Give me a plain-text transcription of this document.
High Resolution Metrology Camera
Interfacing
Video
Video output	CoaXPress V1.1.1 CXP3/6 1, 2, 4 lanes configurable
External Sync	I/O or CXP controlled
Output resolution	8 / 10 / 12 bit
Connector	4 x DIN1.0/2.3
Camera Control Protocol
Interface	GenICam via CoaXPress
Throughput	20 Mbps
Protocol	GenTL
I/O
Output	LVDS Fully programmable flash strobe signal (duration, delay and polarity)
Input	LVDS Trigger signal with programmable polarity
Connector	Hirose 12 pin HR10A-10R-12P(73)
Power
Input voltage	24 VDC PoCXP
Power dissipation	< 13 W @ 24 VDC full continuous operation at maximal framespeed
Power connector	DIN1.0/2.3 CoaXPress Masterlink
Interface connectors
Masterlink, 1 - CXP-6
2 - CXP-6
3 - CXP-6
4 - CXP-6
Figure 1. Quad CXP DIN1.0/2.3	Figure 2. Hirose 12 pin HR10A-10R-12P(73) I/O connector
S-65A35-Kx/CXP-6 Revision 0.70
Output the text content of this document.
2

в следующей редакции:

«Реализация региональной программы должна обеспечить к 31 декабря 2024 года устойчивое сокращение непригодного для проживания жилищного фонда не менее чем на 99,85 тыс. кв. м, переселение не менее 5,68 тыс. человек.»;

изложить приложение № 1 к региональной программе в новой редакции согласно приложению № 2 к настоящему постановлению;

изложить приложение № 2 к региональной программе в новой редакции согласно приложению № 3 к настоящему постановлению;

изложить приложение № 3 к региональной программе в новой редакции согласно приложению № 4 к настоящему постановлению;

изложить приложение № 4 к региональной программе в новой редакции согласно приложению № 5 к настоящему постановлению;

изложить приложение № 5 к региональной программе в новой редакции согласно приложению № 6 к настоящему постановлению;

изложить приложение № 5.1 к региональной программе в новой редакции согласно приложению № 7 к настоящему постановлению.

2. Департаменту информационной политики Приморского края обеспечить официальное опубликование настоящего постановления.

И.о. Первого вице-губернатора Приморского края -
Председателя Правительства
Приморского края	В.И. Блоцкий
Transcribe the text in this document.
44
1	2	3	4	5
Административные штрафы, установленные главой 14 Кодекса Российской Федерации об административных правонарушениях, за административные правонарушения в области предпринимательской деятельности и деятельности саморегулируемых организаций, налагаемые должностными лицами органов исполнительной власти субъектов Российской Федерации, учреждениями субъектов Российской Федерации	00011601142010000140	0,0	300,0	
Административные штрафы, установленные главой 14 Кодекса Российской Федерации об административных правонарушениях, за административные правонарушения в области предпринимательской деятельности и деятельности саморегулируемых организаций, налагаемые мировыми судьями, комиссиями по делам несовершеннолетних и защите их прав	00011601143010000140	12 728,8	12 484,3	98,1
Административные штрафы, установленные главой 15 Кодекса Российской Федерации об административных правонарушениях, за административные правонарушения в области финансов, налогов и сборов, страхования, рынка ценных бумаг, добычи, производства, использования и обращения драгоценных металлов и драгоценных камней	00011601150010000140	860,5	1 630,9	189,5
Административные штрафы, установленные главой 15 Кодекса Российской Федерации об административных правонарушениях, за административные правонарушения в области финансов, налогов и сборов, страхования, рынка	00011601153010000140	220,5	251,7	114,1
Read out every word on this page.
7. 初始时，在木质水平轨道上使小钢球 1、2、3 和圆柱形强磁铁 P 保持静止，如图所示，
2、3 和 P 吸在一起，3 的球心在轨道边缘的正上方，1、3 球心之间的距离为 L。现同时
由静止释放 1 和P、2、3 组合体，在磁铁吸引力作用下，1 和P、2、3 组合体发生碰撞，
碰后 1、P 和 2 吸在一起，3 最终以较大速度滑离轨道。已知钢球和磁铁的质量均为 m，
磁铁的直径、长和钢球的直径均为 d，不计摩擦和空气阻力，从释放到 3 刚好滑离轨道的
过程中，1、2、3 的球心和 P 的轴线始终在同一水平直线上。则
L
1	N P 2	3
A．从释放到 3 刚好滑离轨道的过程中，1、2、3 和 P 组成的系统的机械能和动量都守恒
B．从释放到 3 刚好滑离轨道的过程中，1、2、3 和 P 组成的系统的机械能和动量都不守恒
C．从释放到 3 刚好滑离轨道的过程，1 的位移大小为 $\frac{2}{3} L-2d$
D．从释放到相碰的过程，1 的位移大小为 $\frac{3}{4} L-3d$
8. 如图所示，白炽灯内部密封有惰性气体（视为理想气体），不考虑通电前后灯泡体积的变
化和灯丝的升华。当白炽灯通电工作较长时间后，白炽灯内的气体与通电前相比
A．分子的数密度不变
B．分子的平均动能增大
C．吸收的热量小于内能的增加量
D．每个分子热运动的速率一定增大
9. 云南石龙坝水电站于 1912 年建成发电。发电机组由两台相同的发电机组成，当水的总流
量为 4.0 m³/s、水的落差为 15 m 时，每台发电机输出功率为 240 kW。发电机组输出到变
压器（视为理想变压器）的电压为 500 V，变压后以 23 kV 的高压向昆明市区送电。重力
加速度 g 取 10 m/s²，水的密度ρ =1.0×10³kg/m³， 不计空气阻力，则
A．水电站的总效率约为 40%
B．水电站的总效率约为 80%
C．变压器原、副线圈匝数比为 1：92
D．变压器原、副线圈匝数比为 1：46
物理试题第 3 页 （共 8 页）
####
### Written request
Find the word "Приморского" in the records and pull out each line that has it.

### Solution for this problem
2. Департаменту информационной политики Приморского края обеспечить официальное опубликование настоящего постановления.
И.о. Первого вице-губернатора Приморского края -
Приморского края	В.И. Блоцкий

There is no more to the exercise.